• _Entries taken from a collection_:
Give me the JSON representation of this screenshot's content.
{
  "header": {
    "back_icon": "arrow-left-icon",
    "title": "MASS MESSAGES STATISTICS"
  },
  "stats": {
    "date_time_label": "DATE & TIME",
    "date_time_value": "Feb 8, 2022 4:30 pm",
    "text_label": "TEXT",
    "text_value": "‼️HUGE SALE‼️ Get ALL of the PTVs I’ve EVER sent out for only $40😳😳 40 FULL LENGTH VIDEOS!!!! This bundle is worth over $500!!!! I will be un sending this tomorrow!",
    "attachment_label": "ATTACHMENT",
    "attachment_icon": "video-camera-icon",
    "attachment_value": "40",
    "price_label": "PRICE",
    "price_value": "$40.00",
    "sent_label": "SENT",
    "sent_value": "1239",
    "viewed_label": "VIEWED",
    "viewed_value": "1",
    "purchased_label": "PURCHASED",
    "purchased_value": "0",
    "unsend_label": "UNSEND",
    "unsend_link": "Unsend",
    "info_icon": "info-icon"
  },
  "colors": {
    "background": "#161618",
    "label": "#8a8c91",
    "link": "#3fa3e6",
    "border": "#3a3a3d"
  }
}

• _YOUR GOAL_: Pull out all lines from the entries above that include the word "this".

• _SOLUTION TO THE EXERCISE_:
Give me the JSON representation of this screenshot's content.
    "text_value": "‼️HUGE SALE‼️ Get ALL of the PTVs I’ve EVER sent out for only $40😳😳 40 FULL LENGTH VIDEOS!!!! This bundle is worth over $500!!!! I will be un sending this tomorrow!",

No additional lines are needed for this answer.